*** Provided material

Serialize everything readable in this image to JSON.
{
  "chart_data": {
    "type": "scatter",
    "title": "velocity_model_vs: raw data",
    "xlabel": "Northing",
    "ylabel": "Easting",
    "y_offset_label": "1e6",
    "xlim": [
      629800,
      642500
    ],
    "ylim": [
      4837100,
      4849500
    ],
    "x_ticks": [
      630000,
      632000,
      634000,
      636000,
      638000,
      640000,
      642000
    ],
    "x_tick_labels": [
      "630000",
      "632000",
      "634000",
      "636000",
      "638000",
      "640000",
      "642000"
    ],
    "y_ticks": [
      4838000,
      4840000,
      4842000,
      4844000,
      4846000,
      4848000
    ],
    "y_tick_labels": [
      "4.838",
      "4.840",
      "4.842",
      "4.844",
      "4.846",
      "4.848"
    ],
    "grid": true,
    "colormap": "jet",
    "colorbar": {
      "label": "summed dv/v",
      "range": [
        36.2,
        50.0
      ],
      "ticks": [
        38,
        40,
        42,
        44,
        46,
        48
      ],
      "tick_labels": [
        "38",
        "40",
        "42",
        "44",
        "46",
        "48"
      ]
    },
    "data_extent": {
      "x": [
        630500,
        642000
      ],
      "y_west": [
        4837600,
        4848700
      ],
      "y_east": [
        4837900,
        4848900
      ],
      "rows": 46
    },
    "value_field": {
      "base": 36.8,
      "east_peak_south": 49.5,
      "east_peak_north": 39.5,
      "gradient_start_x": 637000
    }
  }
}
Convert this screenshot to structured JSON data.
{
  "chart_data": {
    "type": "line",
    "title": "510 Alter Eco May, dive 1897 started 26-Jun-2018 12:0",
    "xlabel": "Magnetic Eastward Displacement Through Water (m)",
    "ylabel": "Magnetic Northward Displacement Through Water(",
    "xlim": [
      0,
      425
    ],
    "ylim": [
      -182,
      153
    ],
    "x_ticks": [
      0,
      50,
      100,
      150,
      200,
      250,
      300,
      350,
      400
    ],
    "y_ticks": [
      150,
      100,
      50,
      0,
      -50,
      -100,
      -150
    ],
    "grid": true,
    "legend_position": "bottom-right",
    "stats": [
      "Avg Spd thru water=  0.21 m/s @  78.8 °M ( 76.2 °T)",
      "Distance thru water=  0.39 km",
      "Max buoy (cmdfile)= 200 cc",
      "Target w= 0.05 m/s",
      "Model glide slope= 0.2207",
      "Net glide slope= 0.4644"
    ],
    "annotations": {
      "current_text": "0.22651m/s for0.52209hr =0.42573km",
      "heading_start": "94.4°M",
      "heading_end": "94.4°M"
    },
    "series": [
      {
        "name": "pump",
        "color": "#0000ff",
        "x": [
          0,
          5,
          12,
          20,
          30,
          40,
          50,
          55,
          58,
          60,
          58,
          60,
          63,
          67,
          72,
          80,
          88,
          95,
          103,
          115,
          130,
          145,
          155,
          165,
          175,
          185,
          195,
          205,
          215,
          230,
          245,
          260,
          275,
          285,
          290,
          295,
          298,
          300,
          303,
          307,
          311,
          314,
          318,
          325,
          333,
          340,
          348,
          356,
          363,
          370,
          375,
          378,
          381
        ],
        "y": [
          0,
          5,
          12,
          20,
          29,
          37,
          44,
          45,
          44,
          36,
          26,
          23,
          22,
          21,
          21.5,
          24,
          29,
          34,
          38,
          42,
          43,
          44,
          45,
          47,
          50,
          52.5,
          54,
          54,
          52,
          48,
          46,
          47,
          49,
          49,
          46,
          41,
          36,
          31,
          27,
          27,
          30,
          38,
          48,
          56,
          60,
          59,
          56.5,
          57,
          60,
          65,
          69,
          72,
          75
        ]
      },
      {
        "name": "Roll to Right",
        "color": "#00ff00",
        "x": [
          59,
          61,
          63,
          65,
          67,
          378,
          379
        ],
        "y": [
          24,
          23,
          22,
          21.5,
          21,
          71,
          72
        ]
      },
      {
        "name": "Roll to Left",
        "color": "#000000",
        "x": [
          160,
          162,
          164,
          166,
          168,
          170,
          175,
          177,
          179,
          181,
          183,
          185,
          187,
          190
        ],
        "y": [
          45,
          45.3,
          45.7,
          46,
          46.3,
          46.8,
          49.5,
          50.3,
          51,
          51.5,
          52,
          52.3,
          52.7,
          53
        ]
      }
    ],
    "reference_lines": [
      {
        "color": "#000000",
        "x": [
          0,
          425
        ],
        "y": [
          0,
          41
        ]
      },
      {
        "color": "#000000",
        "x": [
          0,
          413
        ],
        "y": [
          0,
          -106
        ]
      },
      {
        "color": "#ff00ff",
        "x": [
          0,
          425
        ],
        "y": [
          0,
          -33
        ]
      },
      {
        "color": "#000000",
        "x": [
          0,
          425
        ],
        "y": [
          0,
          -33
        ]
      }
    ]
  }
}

******

Task goal:
Faithfully copy every entry, leaving nothing out.

Answer for this exercise:
Serialize everything readable in this image to JSON.
{
  "chart_data": {
    "type": "scatter",
    "title": "velocity_model_vs: raw data",
    "xlabel": "Northing",
    "ylabel": "Easting",
    "y_offset_label": "1e6",
    "xlim": [
      629800,
      642500
    ],
    "ylim": [
      4837100,
      4849500
    ],
    "x_ticks": [
      630000,
      632000,
      634000,
      636000,
      638000,
      640000,
      642000
    ],
    "x_tick_labels": [
      "630000",
      "632000",
      "634000",
      "636000",
      "638000",
      "640000",
      "642000"
    ],
    "y_ticks": [
      4838000,
      4840000,
      4842000,
      4844000,
      4846000,
      4848000
    ],
    "y_tick_labels": [
      "4.838",
      "4.840",
      "4.842",
      "4.844",
      "4.846",
      "4.848"
    ],
    "grid": true,
    "colormap": "jet",
    "colorbar": {
      "label": "summed dv/v",
      "range": [
        36.2,
        50.0
      ],
      "ticks": [
        38,
        40,
        42,
        44,
        46,
        48
      ],
      "tick_labels": [
        "38",
        "40",
        "42",
        "44",
        "46",
        "48"
      ]
    },
    "data_extent": {
      "x": [
        630500,
        642000
      ],
      "y_west": [
        4837600,
        4848700
      ],
      "y_east": [
        4837900,
        4848900
      ],
      "rows": 46
    },
    "value_field": {
      "base": 36.8,
      "east_peak_south": 49.5,
      "east_peak_north": 39.5,
      "gradient_start_x": 637000
    }
  }
}
Convert this screenshot to structured JSON data.
{
  "chart_data": {
    "type": "line",
    "title": "510 Alter Eco May, dive 1897 started 26-Jun-2018 12:0",
    "xlabel": "Magnetic Eastward Displacement Through Water (m)",
    "ylabel": "Magnetic Northward Displacement Through Water(",
    "xlim": [
      0,
      425
    ],
    "ylim": [
      -182,
      153
    ],
    "x_ticks": [
      0,
      50,
      100,
      150,
      200,
      250,
      300,
      350,
      400
    ],
    "y_ticks": [
      150,
      100,
      50,
      0,
      -50,
      -100,
      -150
    ],
    "grid": true,
    "legend_position": "bottom-right",
    "stats": [
      "Avg Spd thru water=  0.21 m/s @  78.8 °M ( 76.2 °T)",
      "Distance thru water=  0.39 km",
      "Max buoy (cmdfile)= 200 cc",
      "Target w= 0.05 m/s",
      "Model glide slope= 0.2207",
      "Net glide slope= 0.4644"
    ],
    "annotations": {
      "current_text": "0.22651m/s for0.52209hr =0.42573km",
      "heading_start": "94.4°M",
      "heading_end": "94.4°M"
    },
    "series": [
      {
        "name": "pump",
        "color": "#0000ff",
        "x": [
          0,
          5,
          12,
          20,
          30,
          40,
          50,
          55,
          58,
          60,
          58,
          60,
          63,
          67,
          72,
          80,
          88,
          95,
          103,
          115,
          130,
          145,
          155,
          165,
          175,
          185,
          195,
          205,
          215,
          230,
          245,
          260,
          275,
          285,
          290,
          295,
          298,
          300,
          303,
          307,
          311,
          314,
          318,
          325,
          333,
          340,
          348,
          356,
          363,
          370,
          375,
          378,
          381
        ],
        "y": [
          0,
          5,
          12,
          20,
          29,
          37,
          44,
          45,
          44,
          36,
          26,
          23,
          22,
          21,
          21.5,
          24,
          29,
          34,
          38,
          42,
          43,
          44,
          45,
          47,
          50,
          52.5,
          54,
          54,
          52,
          48,
          46,
          47,
          49,
          49,
          46,
          41,
          36,
          31,
          27,
          27,
          30,
          38,
          48,
          56,
          60,
          59,
          56.5,
          57,
          60,
          65,
          69,
          72,
          75
        ]
      },
      {
        "name": "Roll to Right",
        "color": "#00ff00",
        "x": [
          59,
          61,
          63,
          65,
          67,
          378,
          379
        ],
        "y": [
          24,
          23,
          22,
          21.5,
          21,
          71,
          72
        ]
      },
      {
        "name": "Roll to Left",
        "color": "#000000",
        "x": [
          160,
          162,
          164,
          166,
          168,
          170,
          175,
          177,
          179,
          181,
          183,
          185,
          187,
          190
        ],
        "y": [
          45,
          45.3,
          45.7,
          46,
          46.3,
          46.8,
          49.5,
          50.3,
          51,
          51.5,
          52,
          52.3,
          52.7,
          53
        ]
      }
    ],
    "reference_lines": [
      {
        "color": "#000000",
        "x": [
          0,
          425
        ],
        "y": [
          0,
          41
        ]
      },
      {
        "color": "#000000",
        "x": [
          0,
          413
        ],
        "y": [
          0,
          -106
        ]
      },
      {
        "color": "#ff00ff",
        "x": [
          0,
          425
        ],
        "y": [
          0,
          -33
        ]
      },
      {
        "color": "#000000",
        "x": [
          0,
          425
        ],
        "y": [
          0,
          -33
        ]
      }
    ]
  }
}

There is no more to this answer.